**Document extract**
= = =

It would depend on where the reticle is located within the scope. A 1st focal plane reticle would allow the reticle to remain constant, you'd have the same subtension values at all power settings of a variable scope. A second focal plane reticle (which is what most scopes are) would cause a situation like you described in which the subtension values change as the power and field of view change.

A few Mil-dot manufacturers are using the 1st focal plane to account for this. Reticles like Leupold's B&C, LR, Varmint Hunter, or Custom LR are second focal plane reticles which require the scope to be at a certain power setting for the subtensions to work properly.

Neb_bo, That is one of the more intelligent questions that's been asked recently.


----------



## NCGMAN (Oct 28, 2006)

= = =

**Exercise A**
Please answer these questions about the scope reticle excerpt above, one answer per line with matching marks.
(i) Which focal plane reticle keeps the same subtension values at every power setting?
(ii) What type of reticle does it say most scopes have?
(iii) Who is told they asked one of the more intelligent recent questions?
**Exercise B**
Extend the scope reticle excerpt above from its final header.

= = =

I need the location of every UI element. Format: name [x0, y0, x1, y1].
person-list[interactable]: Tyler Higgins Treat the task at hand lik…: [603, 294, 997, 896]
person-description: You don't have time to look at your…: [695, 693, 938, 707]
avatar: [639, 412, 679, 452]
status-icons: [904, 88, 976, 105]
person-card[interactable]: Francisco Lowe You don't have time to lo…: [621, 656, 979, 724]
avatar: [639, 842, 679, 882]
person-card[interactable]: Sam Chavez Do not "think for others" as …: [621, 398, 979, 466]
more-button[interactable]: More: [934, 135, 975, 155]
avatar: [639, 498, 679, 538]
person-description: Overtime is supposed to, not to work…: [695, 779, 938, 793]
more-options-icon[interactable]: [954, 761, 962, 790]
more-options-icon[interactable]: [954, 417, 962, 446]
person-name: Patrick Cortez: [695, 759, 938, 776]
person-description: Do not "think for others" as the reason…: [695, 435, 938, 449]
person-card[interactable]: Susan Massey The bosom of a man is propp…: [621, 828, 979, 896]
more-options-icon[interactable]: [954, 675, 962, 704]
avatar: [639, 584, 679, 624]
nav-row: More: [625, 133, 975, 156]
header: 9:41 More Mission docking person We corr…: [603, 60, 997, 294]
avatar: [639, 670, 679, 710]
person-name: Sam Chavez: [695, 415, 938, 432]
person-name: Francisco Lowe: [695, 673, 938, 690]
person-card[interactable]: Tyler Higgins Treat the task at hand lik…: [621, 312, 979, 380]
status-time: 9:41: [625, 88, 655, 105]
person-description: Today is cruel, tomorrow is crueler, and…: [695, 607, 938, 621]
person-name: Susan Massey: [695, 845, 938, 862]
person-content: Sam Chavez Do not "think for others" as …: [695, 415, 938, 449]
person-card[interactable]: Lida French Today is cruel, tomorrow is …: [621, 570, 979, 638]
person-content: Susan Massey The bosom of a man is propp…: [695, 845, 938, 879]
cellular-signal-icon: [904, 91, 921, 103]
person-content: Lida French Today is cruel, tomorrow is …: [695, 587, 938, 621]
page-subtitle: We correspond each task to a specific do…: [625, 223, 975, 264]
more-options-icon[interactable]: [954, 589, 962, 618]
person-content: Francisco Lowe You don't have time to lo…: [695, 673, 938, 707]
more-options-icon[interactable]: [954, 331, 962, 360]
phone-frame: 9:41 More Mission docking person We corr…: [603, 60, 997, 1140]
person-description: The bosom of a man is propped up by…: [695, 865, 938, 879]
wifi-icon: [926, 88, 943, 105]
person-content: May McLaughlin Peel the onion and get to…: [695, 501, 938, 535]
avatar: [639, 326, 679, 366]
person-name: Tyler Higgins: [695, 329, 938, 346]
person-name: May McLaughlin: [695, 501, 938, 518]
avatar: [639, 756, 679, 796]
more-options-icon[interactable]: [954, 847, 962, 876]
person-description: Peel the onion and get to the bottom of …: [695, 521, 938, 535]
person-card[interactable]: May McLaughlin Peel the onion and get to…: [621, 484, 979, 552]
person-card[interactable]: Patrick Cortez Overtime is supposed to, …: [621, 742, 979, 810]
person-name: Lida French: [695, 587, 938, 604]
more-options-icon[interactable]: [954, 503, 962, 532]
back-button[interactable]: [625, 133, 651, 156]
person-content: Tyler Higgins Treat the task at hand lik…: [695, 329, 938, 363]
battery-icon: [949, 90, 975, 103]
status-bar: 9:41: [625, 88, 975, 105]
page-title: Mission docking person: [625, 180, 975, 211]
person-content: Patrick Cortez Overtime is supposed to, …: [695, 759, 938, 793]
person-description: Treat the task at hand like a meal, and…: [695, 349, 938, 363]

= = =

**Task result A**
(i) A 1st focal plane reticle
(ii) A second focal plane reticle
(iii) Neb_bo

**Task result B**
NEB BO; I TO HAVE A MILDOT SCOPE. TO ME IT IS VERY CONFUSING AND TIME CONSUMING TO THINK ABOUT THAT STUFF WHEN YOU ARE TRYING TO SHOOT AT SOMETHING; PLUS I AIN'T TO MATHMATICALLY INCLINED EITHER!!!! I'VE GOT A 6X; CAN SEE A LONG DISTANCE; BUT I DON'T LIKE THE GUESS WORK. I AM CHECKING INTO THE TACTICAL SCOPES BY CABELA'S, MAYBE YOU SHOULD TO IF THE MILDOT IS CONFUSING TO YOU ALSO.


----------



## Horsager (Aug 31, 2006)

NCGMAN, chronograph your rifle. Run the results through a ballistics program. Print out the ballistics program results. Tape the results to your gunstock. If you're going to take a long shot you then range the target and holdover or run your turret up and squeeze the trigger. No reason to make this any harder than it actually is.

Here's a very rudimentary but functional and easy free ballistics program for you to use.

http://www.biggameinfo.com/index.aspx?page=/balcalc.ascx


----------



## Jiffy (Apr 22, 2005)

I just think they look kool! 

A mil, is a mil, is a mil. One mil is aprox. 3.6 MOA, 2mils is about 7.2 MOA...ect.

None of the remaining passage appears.